§ **Figure data in JSON**:
■ ■ ■ ■ ■ ■ ■

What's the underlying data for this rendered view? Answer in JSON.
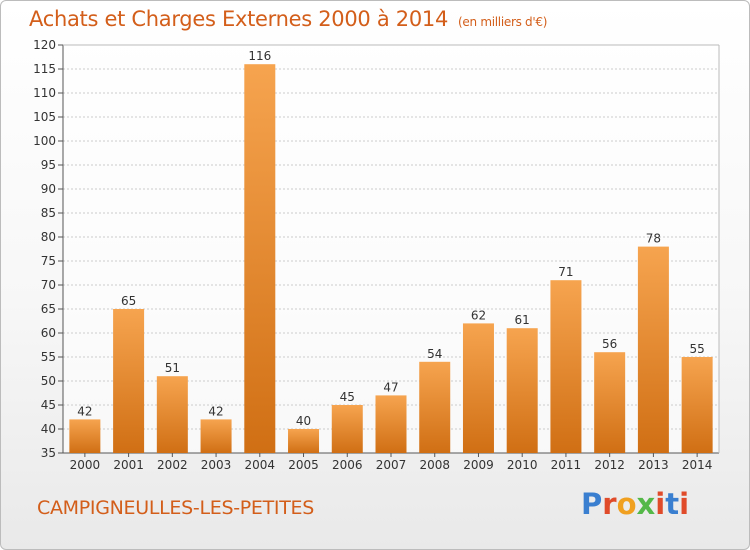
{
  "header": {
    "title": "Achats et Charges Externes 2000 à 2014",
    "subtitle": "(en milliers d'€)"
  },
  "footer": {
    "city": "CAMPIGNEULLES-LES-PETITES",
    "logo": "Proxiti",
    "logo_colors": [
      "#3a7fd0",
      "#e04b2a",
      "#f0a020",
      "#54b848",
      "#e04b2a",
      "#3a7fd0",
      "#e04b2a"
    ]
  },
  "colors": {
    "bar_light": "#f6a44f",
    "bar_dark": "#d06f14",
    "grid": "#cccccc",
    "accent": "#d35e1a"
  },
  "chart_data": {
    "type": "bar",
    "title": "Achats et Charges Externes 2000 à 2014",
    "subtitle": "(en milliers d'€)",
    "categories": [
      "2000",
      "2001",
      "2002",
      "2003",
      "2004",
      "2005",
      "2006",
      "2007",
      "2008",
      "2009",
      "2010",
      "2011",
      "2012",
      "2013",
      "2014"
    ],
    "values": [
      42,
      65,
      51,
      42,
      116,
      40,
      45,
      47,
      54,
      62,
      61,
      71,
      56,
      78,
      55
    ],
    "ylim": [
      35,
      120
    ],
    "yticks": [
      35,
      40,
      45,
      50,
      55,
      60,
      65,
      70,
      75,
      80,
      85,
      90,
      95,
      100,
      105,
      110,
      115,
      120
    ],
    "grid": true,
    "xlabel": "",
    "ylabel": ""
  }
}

■ ■ ■ ■ ■ ■ ■

§ **What you should do**:
The records above must be transcribed exactly. Pictures are left out of the copy.

§ **Output for this task**:
What's the underlying data for this rendered view? Answer in JSON.
{
  "header": {
    "title": "Achats et Charges Externes 2000 à 2014",
    "subtitle": "(en milliers d'€)"
  },
  "footer": {
    "city": "CAMPIGNEULLES-LES-PETITES",
    "logo": "Proxiti",
    "logo_colors": [
      "#3a7fd0",
      "#e04b2a",
      "#f0a020",
      "#54b848",
      "#e04b2a",
      "#3a7fd0",
      "#e04b2a"
    ]
  },
  "colors": {
    "bar_light": "#f6a44f",
    "bar_dark": "#d06f14",
    "grid": "#cccccc",
    "accent": "#d35e1a"
  },
  "chart_data": {
    "type": "bar",
    "title": "Achats et Charges Externes 2000 à 2014",
    "subtitle": "(en milliers d'€)",
    "categories": [
      "2000",
      "2001",
      "2002",
      "2003",
      "2004",
      "2005",
      "2006",
      "2007",
      "2008",
      "2009",
      "2010",
      "2011",
      "2012",
      "2013",
      "2014"
    ],
    "values": [
      42,
      65,
      51,
      42,
      116,
      40,
      45,
      47,
      54,
      62,
      61,
      71,
      56,
      78,
      55
    ],
    "ylim": [
      35,
      120
    ],
    "yticks": [
      35,
      40,
      45,
      50,
      55,
      60,
      65,
      70,
      75,
      80,
      85,
      90,
      95,
      100,
      105,
      110,
      115,
      120
    ],
    "grid": true,
    "xlabel": "",
    "ylabel": ""
  }
}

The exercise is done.